### Data supplied
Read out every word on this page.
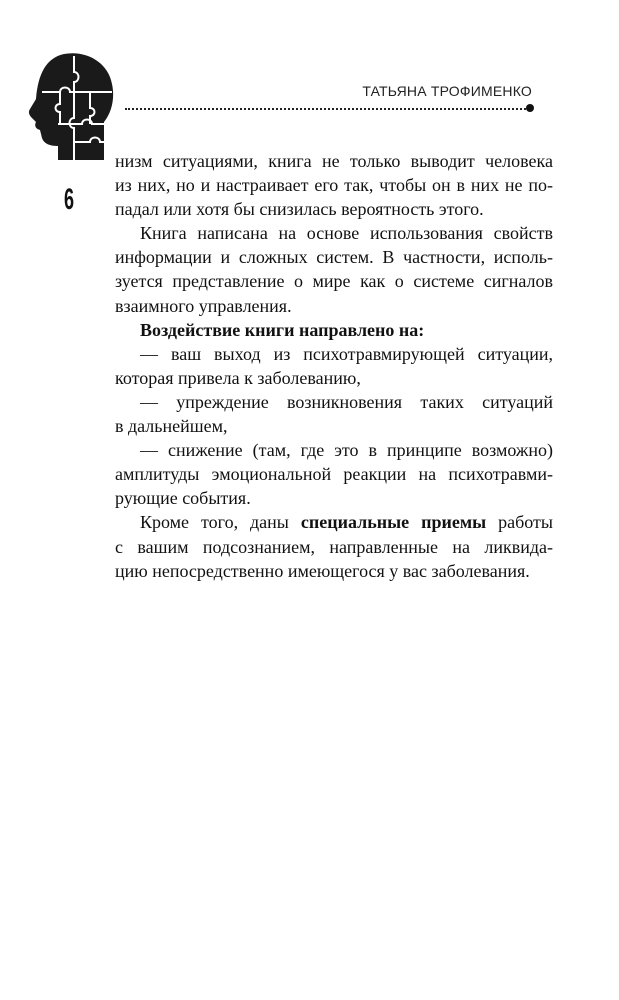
ТАТЬЯНА ТРОФИМЕНКО
6

низм ситуациями, книга не только выводит человека

из них, но и настраивает его так, чтобы он в них не по-

падал или хотя бы снизилась вероятность этого.

Книга написана на основе использования свойств

информации и сложных систем. В частности, исполь-

зуется представление о мире как о системе сигналов

взаимного управления.

Воздействие книги направлено на:

— ваш выход из психотравмирующей ситуации,

которая привела к заболеванию,

— упреждение возникновения таких ситуаций

в дальнейшем,

— снижение (там, где это в принципе возможно)

амплитуды эмоциональной реакции на психотравми-

рующие события.

Кроме того, даны специальные приемы работы

с вашим подсознанием, направленные на ликвида-

цию непосредственно имеющегося у вас заболевания.
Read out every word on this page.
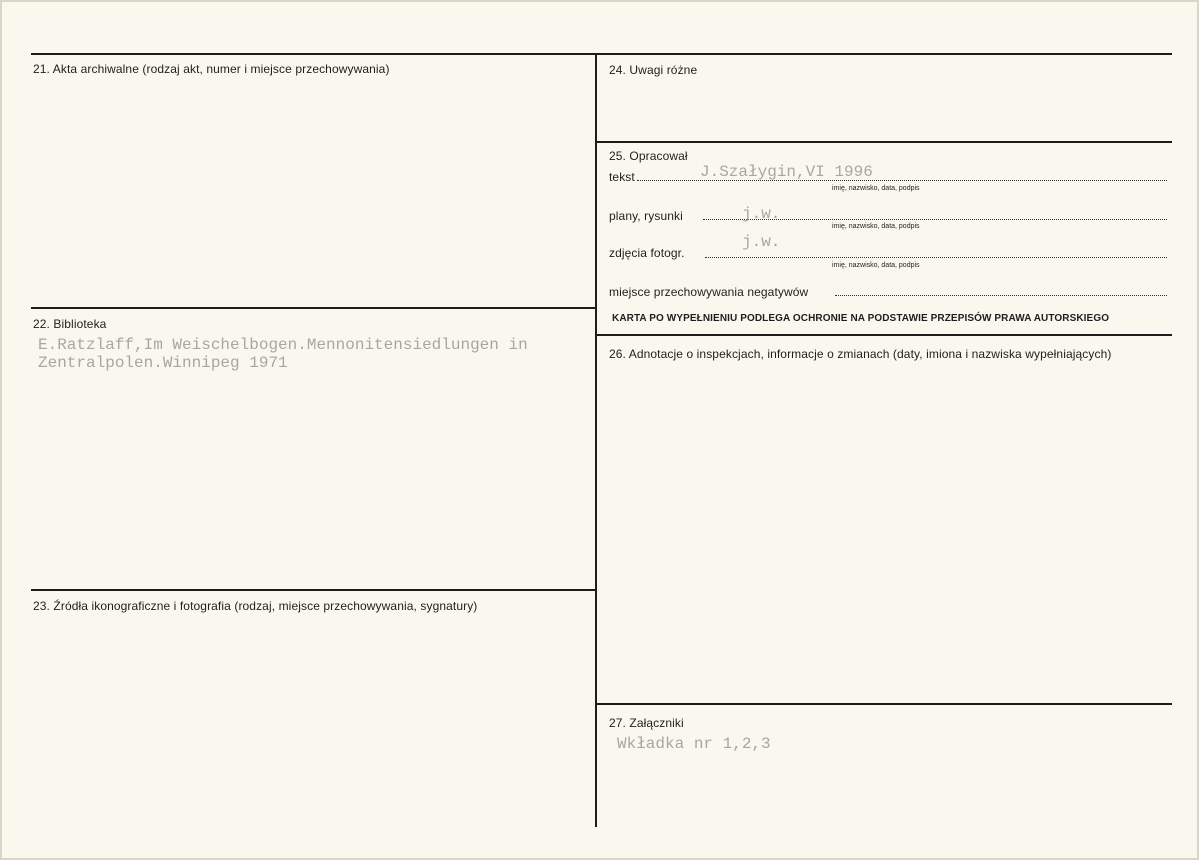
21. Akta archiwalne (rodzaj akt, numer i miejsce przechowywania)
22. Biblioteka
E.Ratzlaff,Im Weischelbogen.Mennonitensiedlungen in
Zentralpolen.Winnipeg 1971
23. Źródła ikonograficzne i fotografia (rodzaj, miejsce przechowywania, sygnatury)
24. Uwagi różne
25. Opracował
tekst	J.Szałygin,VI 1996
imię, nazwisko, data, podpis
plany, rysunki	j.w.
imię, nazwisko, data, podpis
zdjęcia fotogr.
j.w.
imię, nazwisko, data, podpis
miejsce przechowywania negatywów
KARTA PO WYPEŁNIENIU PODLEGA OCHRONIE NA PODSTAWIE PRZEPISÓW PRAWA AUTORSKIEGO
26. Adnotacje o inspekcjach, informacje o zmianach (daty, imiona i nazwiska wypełniających)
27. Załączniki
Wkładka nr 1,2,3
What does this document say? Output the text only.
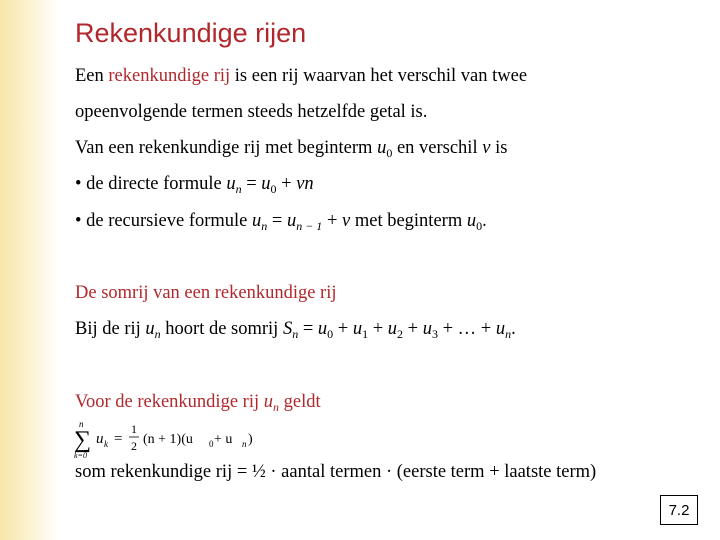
Rekenkundige rijen
Een rekenkundige rij is een rij waarvan het verschil van twee
opeenvolgende termen steeds hetzelfde getal is.
Van een rekenkundige rij met beginterm $u_0$ en verschil v is
• de directe formule $u_n = u_0$ + vn
• de recursieve formule $u_n = u_{n - 1} + v$ met beginterm $u_0$.
De somrij van een rekenkundige rij
Bij de rij $u_n$ hoort de somrij $S_n = u_0 + u_1 + u_2 + u_3$ + … + $u_n$.
Voor de rekenkundige rij $u_n$ geldt
n
∑
k=0
u k =
1
2 (n + 1)(u 0 + u n )
som rekenkundige rij = ½ · aantal termen · (eerste term + laatste term)
7.2
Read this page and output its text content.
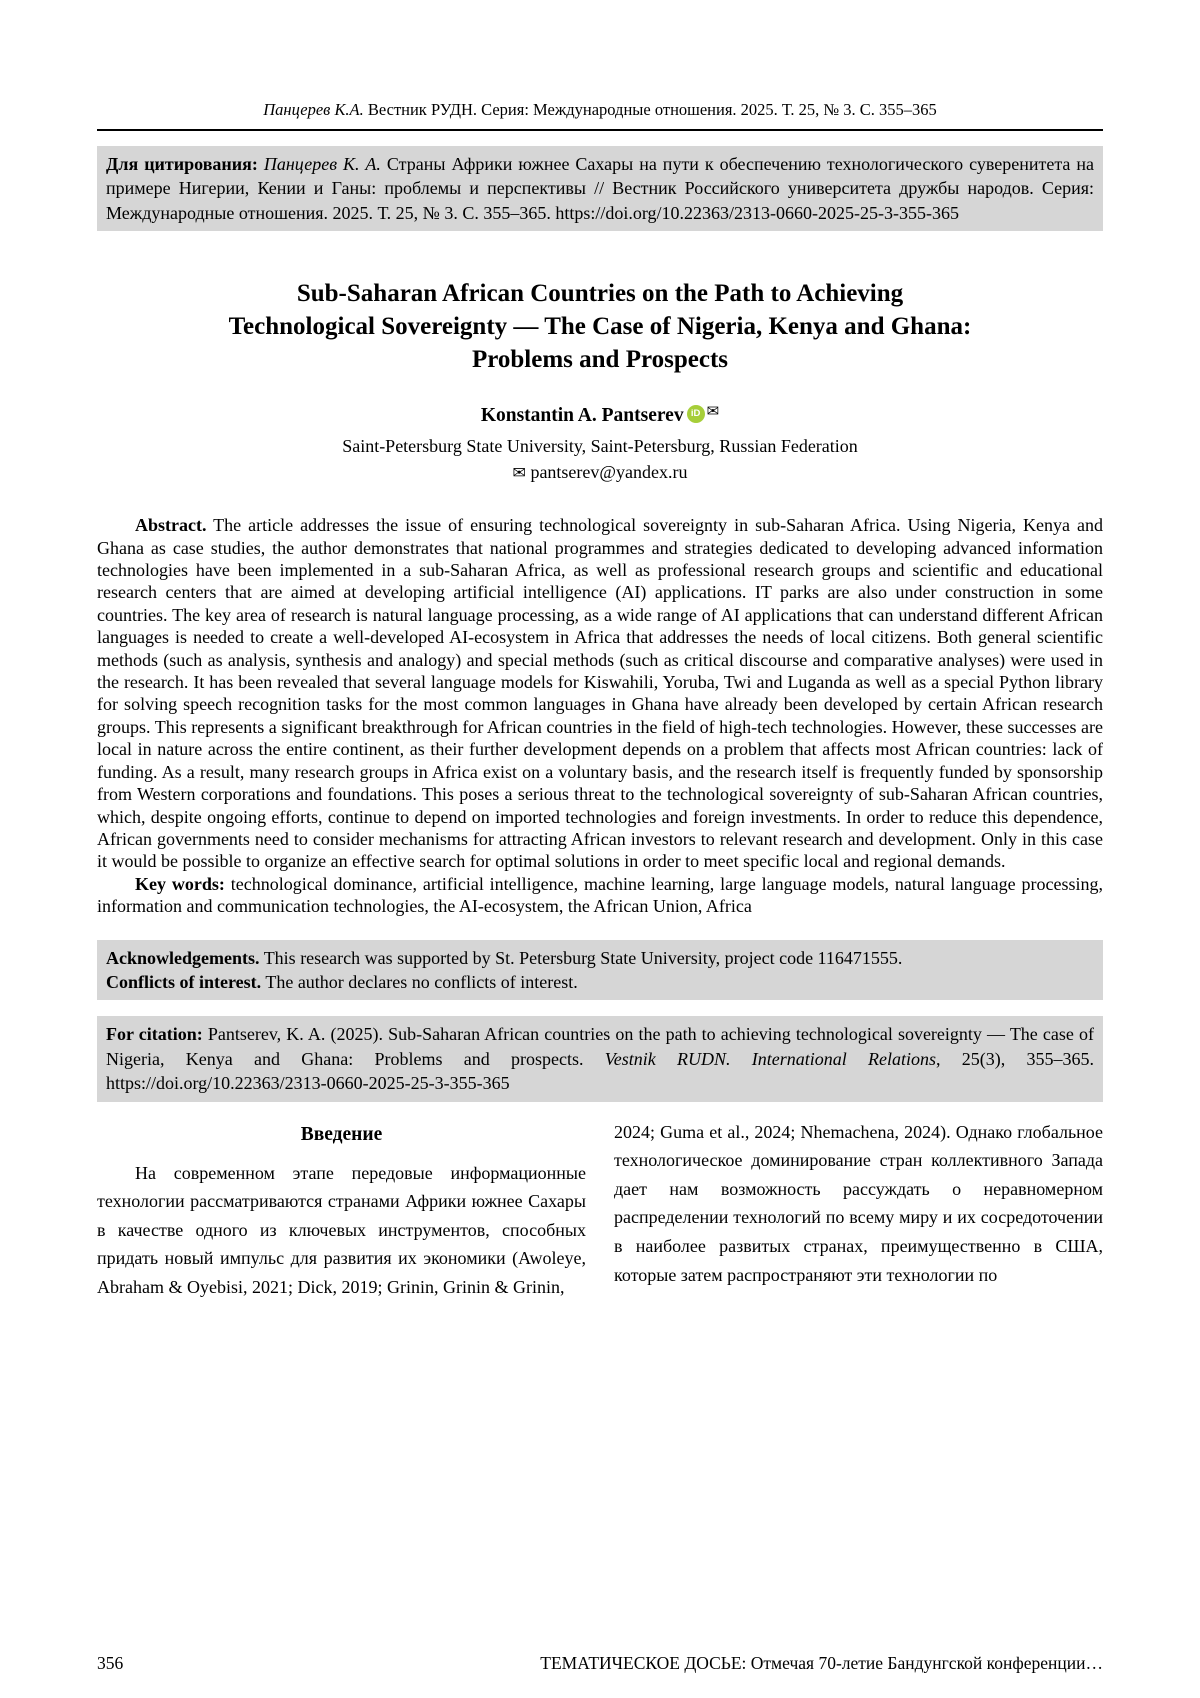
Панцерев К.А. Вестник РУДН. Серия: Международные отношения. 2025. Т. 25, № 3. С. 355–365

Для цитирования: Панцерев К. А. Страны Африки южнее Сахары на пути к обеспечению технологического суверенитета на примере Нигерии, Кении и Ганы: проблемы и перспективы // Вестник Российского университета дружбы народов. Серия: Международные отношения. 2025. Т. 25, № 3. С. 355–365. https://doi.org/10.22363/2313-0660-2025-25-3-355-365

Sub-Saharan African Countries on the Path to Achieving
Technological Sovereignty — The Case of Nigeria, Kenya and Ghana:
Problems and Prospects
Konstantin A. Pantserev iD ✉
Saint-Petersburg State University, Saint-Petersburg, Russian Federation
✉ pantserev@yandex.ru

Abstract. The article addresses the issue of ensuring technological sovereignty in sub-Saharan Africa. Using Nigeria, Kenya and Ghana as case studies, the author demonstrates that national programmes and strategies dedicated to developing advanced information technologies have been implemented in a sub-Saharan Africa, as well as professional research groups and scientific and educational research centers that are aimed at developing artificial intelligence (AI) applications. IT parks are also under construction in some countries. The key area of research is natural language processing, as a wide range of AI applications that can understand different African languages is needed to create a well-developed AI-ecosystem in Africa that addresses the needs of local citizens. Both general scientific methods (such as analysis, synthesis and analogy) and special methods (such as critical discourse and comparative analyses) were used in the research. It has been revealed that several language models for Kiswahili, Yoruba, Twi and Luganda as well as a special Python library for solving speech recognition tasks for the most common languages in Ghana have already been developed by certain African research groups. This represents a significant breakthrough for African countries in the field of high-tech technologies. However, these successes are local in nature across the entire continent, as their further development depends on a problem that affects most African countries: lack of funding. As a result, many research groups in Africa exist on a voluntary basis, and the research itself is frequently funded by sponsorship from Western corporations and foundations. This poses a serious threat to the technological sovereignty of sub-Saharan African countries, which, despite ongoing efforts, continue to depend on imported technologies and foreign investments. In order to reduce this dependence, African governments need to consider mechanisms for attracting African investors to relevant research and development. Only in this case it would be possible to organize an effective search for optimal solutions in order to meet specific local and regional demands.

Key words: technological dominance, artificial intelligence, machine learning, large language models, natural language processing, information and communication technologies, the AI-ecosystem, the African Union, Africa

Acknowledgements. This research was supported by St. Petersburg State University, project code 116471555.

Conflicts of interest. The author declares no conflicts of interest.

For citation: Pantserev, K. A. (2025). Sub-Saharan African countries on the path to achieving technological sovereignty — The case of Nigeria, Kenya and Ghana: Problems and prospects. Vestnik RUDN. International Relations, 25(3), 355–365. https://doi.org/10.22363/2313-0660-2025-25-3-355-365

Введение

На современном этапе передовые информационные технологии рассматриваются странами Африки южнее Сахары в качестве одного из ключевых инструментов, способных придать новый импульс для развития их экономики (Awoleye, Abraham & Oyebisi, 2021; Dick, 2019; Grinin, Grinin & Grinin,

2024; Guma et al., 2024; Nhemachena, 2024). Однако глобальное технологическое доминирование стран коллективного Запада дает нам возможность рассуждать о неравномерном распределении технологий по всему миру и их сосредоточении в наиболее развитых странах, преимущественно в США, которые затем распространяют эти технологии по

356	ТЕМАТИЧЕСКОЕ ДОСЬЕ: Отмечая 70-летие Бандунгской конференции…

### Description of the task
Report only how many lines in the entries contain "University".

### The response
2